# Problem description
Repeat, line for line, the entries printed below.

# Exercise data
━━━━━━━━━━━━━━━━

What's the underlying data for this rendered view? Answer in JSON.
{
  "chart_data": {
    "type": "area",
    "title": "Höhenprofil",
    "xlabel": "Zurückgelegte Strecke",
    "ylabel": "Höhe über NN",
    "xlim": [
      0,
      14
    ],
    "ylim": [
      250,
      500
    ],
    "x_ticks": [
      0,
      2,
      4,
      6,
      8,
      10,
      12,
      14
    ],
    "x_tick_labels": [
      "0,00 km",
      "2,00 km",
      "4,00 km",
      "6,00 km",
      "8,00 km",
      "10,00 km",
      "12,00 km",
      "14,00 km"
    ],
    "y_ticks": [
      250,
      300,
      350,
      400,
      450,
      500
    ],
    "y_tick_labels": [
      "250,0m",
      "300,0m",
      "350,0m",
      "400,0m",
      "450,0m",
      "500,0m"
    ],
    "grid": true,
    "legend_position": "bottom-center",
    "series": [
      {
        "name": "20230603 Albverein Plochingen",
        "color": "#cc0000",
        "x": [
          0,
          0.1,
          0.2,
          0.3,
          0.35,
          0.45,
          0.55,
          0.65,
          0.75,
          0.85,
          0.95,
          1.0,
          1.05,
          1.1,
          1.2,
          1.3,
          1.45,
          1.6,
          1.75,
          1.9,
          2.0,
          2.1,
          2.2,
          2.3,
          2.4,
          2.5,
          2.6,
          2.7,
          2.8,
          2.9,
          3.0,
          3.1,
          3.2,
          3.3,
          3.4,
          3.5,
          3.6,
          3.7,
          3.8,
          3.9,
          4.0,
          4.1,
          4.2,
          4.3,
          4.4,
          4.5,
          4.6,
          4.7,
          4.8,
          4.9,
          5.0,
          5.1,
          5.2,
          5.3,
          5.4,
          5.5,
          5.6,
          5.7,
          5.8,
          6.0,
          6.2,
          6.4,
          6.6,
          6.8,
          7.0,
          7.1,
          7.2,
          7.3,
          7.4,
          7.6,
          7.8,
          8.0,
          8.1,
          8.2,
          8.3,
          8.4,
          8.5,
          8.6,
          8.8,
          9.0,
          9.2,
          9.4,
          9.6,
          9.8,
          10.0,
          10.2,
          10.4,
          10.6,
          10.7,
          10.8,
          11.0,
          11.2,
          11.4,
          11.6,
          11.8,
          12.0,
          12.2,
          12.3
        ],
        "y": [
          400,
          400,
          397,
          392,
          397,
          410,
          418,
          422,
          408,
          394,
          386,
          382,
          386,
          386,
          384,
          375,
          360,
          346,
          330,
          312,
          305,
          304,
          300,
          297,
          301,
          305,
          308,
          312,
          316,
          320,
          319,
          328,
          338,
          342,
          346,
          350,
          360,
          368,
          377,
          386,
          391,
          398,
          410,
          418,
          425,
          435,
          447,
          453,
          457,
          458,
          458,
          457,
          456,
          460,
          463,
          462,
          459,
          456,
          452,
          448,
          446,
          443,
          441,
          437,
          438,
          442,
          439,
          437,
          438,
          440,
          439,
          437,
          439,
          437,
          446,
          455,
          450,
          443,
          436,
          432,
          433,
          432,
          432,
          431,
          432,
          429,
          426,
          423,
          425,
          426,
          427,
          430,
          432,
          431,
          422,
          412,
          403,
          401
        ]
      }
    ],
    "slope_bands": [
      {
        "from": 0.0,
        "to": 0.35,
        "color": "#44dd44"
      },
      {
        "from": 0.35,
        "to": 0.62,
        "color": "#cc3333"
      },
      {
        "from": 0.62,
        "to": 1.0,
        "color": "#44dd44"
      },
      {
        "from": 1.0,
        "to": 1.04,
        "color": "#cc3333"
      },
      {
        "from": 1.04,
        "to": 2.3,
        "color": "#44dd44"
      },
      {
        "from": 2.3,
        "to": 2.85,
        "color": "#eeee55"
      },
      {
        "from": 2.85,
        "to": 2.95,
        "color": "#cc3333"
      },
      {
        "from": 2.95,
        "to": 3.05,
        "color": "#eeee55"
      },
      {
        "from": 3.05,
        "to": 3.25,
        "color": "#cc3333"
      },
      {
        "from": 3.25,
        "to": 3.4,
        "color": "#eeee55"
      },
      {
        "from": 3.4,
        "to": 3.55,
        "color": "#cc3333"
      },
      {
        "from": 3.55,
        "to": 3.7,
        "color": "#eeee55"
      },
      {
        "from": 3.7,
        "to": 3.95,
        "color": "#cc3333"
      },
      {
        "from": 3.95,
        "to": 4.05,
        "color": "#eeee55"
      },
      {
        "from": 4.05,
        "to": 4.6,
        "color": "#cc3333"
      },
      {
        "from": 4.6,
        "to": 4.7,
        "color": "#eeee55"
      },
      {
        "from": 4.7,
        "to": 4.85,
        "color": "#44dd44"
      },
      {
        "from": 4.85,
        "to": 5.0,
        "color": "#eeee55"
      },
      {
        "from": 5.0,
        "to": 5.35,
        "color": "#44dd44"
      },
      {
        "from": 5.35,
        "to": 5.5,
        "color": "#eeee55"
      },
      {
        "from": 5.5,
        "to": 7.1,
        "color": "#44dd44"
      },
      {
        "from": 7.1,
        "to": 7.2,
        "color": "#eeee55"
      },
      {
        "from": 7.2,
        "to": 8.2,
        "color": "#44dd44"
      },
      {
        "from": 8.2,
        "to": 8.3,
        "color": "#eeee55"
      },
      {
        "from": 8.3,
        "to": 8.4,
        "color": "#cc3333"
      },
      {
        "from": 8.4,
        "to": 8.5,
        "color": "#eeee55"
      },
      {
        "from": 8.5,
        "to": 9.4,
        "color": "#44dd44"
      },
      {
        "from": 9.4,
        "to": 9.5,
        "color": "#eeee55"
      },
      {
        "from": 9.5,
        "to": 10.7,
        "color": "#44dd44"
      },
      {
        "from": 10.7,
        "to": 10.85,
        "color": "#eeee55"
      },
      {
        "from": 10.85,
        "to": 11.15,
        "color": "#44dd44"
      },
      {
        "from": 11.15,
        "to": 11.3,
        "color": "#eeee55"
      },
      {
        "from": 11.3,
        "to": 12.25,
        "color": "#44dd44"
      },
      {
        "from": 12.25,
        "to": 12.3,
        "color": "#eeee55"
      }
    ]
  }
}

━━━━━━━━━━━━━━━━

# Output below
What's the underlying data for this rendered view? Answer in JSON.
{
  "chart_data": {
    "type": "area",
    "title": "Höhenprofil",
    "xlabel": "Zurückgelegte Strecke",
    "ylabel": "Höhe über NN",
    "xlim": [
      0,
      14
    ],
    "ylim": [
      250,
      500
    ],
    "x_ticks": [
      0,
      2,
      4,
      6,
      8,
      10,
      12,
      14
    ],
    "x_tick_labels": [
      "0,00 km",
      "2,00 km",
      "4,00 km",
      "6,00 km",
      "8,00 km",
      "10,00 km",
      "12,00 km",
      "14,00 km"
    ],
    "y_ticks": [
      250,
      300,
      350,
      400,
      450,
      500
    ],
    "y_tick_labels": [
      "250,0m",
      "300,0m",
      "350,0m",
      "400,0m",
      "450,0m",
      "500,0m"
    ],
    "grid": true,
    "legend_position": "bottom-center",
    "series": [
      {
        "name": "20230603 Albverein Plochingen",
        "color": "#cc0000",
        "x": [
          0,
          0.1,
          0.2,
          0.3,
          0.35,
          0.45,
          0.55,
          0.65,
          0.75,
          0.85,
          0.95,
          1.0,
          1.05,
          1.1,
          1.2,
          1.3,
          1.45,
          1.6,
          1.75,
          1.9,
          2.0,
          2.1,
          2.2,
          2.3,
          2.4,
          2.5,
          2.6,
          2.7,
          2.8,
          2.9,
          3.0,
          3.1,
          3.2,
          3.3,
          3.4,
          3.5,
          3.6,
          3.7,
          3.8,
          3.9,
          4.0,
          4.1,
          4.2,
          4.3,
          4.4,
          4.5,
          4.6,
          4.7,
          4.8,
          4.9,
          5.0,
          5.1,
          5.2,
          5.3,
          5.4,
          5.5,
          5.6,
          5.7,
          5.8,
          6.0,
          6.2,
          6.4,
          6.6,
          6.8,
          7.0,
          7.1,
          7.2,
          7.3,
          7.4,
          7.6,
          7.8,
          8.0,
          8.1,
          8.2,
          8.3,
          8.4,
          8.5,
          8.6,
          8.8,
          9.0,
          9.2,
          9.4,
          9.6,
          9.8,
          10.0,
          10.2,
          10.4,
          10.6,
          10.7,
          10.8,
          11.0,
          11.2,
          11.4,
          11.6,
          11.8,
          12.0,
          12.2,
          12.3
        ],
        "y": [
          400,
          400,
          397,
          392,
          397,
          410,
          418,
          422,
          408,
          394,
          386,
          382,
          386,
          386,
          384,
          375,
          360,
          346,
          330,
          312,
          305,
          304,
          300,
          297,
          301,
          305,
          308,
          312,
          316,
          320,
          319,
          328,
          338,
          342,
          346,
          350,
          360,
          368,
          377,
          386,
          391,
          398,
          410,
          418,
          425,
          435,
          447,
          453,
          457,
          458,
          458,
          457,
          456,
          460,
          463,
          462,
          459,
          456,
          452,
          448,
          446,
          443,
          441,
          437,
          438,
          442,
          439,
          437,
          438,
          440,
          439,
          437,
          439,
          437,
          446,
          455,
          450,
          443,
          436,
          432,
          433,
          432,
          432,
          431,
          432,
          429,
          426,
          423,
          425,
          426,
          427,
          430,
          432,
          431,
          422,
          412,
          403,
          401
        ]
      }
    ],
    "slope_bands": [
      {
        "from": 0.0,
        "to": 0.35,
        "color": "#44dd44"
      },
      {
        "from": 0.35,
        "to": 0.62,
        "color": "#cc3333"
      },
      {
        "from": 0.62,
        "to": 1.0,
        "color": "#44dd44"
      },
      {
        "from": 1.0,
        "to": 1.04,
        "color": "#cc3333"
      },
      {
        "from": 1.04,
        "to": 2.3,
        "color": "#44dd44"
      },
      {
        "from": 2.3,
        "to": 2.85,
        "color": "#eeee55"
      },
      {
        "from": 2.85,
        "to": 2.95,
        "color": "#cc3333"
      },
      {
        "from": 2.95,
        "to": 3.05,
        "color": "#eeee55"
      },
      {
        "from": 3.05,
        "to": 3.25,
        "color": "#cc3333"
      },
      {
        "from": 3.25,
        "to": 3.4,
        "color": "#eeee55"
      },
      {
        "from": 3.4,
        "to": 3.55,
        "color": "#cc3333"
      },
      {
        "from": 3.55,
        "to": 3.7,
        "color": "#eeee55"
      },
      {
        "from": 3.7,
        "to": 3.95,
        "color": "#cc3333"
      },
      {
        "from": 3.95,
        "to": 4.05,
        "color": "#eeee55"
      },
      {
        "from": 4.05,
        "to": 4.6,
        "color": "#cc3333"
      },
      {
        "from": 4.6,
        "to": 4.7,
        "color": "#eeee55"
      },
      {
        "from": 4.7,
        "to": 4.85,
        "color": "#44dd44"
      },
      {
        "from": 4.85,
        "to": 5.0,
        "color": "#eeee55"
      },
      {
        "from": 5.0,
        "to": 5.35,
        "color": "#44dd44"
      },
      {
        "from": 5.35,
        "to": 5.5,
        "color": "#eeee55"
      },
      {
        "from": 5.5,
        "to": 7.1,
        "color": "#44dd44"
      },
      {
        "from": 7.1,
        "to": 7.2,
        "color": "#eeee55"
      },
      {
        "from": 7.2,
        "to": 8.2,
        "color": "#44dd44"
      },
      {
        "from": 8.2,
        "to": 8.3,
        "color": "#eeee55"
      },
      {
        "from": 8.3,
        "to": 8.4,
        "color": "#cc3333"
      },
      {
        "from": 8.4,
        "to": 8.5,
        "color": "#eeee55"
      },
      {
        "from": 8.5,
        "to": 9.4,
        "color": "#44dd44"
      },
      {
        "from": 9.4,
        "to": 9.5,
        "color": "#eeee55"
      },
      {
        "from": 9.5,
        "to": 10.7,
        "color": "#44dd44"
      },
      {
        "from": 10.7,
        "to": 10.85,
        "color": "#eeee55"
      },
      {
        "from": 10.85,
        "to": 11.15,
        "color": "#44dd44"
      },
      {
        "from": 11.15,
        "to": 11.3,
        "color": "#eeee55"
      },
      {
        "from": 11.3,
        "to": 12.25,
        "color": "#44dd44"
      },
      {
        "from": 12.25,
        "to": 12.3,
        "color": "#eeee55"
      }
    ]
  }
}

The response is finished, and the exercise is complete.